| Task objective |
Check every line for the word "this" and state how many lines have it. Reply with the number alone.

| Information shown |
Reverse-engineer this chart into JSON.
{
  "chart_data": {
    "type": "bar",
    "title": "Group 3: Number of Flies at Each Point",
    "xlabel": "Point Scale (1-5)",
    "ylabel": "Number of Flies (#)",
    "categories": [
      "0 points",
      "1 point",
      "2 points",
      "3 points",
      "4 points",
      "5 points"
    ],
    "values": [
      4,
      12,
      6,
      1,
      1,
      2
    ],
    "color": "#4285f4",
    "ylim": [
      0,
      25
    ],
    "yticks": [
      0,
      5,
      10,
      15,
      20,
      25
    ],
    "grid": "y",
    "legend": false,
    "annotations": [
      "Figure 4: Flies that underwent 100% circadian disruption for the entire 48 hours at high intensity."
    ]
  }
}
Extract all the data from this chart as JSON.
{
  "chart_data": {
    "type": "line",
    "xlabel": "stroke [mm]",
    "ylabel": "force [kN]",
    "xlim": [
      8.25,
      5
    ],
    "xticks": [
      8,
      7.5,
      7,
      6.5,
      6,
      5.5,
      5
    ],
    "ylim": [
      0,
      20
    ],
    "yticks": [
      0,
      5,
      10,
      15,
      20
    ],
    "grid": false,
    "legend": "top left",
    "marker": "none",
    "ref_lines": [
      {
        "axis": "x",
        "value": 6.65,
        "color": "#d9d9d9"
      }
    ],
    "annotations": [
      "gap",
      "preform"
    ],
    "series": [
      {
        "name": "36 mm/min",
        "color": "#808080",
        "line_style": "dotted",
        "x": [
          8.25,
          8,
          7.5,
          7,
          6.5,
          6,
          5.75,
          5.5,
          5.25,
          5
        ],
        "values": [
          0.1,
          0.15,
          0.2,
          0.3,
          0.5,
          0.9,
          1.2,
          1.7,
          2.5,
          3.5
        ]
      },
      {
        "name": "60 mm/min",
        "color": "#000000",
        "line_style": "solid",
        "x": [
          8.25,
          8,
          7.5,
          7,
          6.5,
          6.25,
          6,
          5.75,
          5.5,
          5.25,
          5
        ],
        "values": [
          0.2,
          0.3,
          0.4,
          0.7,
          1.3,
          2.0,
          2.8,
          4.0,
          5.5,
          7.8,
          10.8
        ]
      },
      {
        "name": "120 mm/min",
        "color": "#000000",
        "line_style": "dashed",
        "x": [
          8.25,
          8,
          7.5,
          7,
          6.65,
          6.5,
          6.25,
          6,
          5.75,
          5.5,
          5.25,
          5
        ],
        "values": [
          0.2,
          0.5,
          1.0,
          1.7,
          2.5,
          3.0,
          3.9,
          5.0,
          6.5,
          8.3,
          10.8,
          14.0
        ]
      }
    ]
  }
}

| Solution to the problem |
2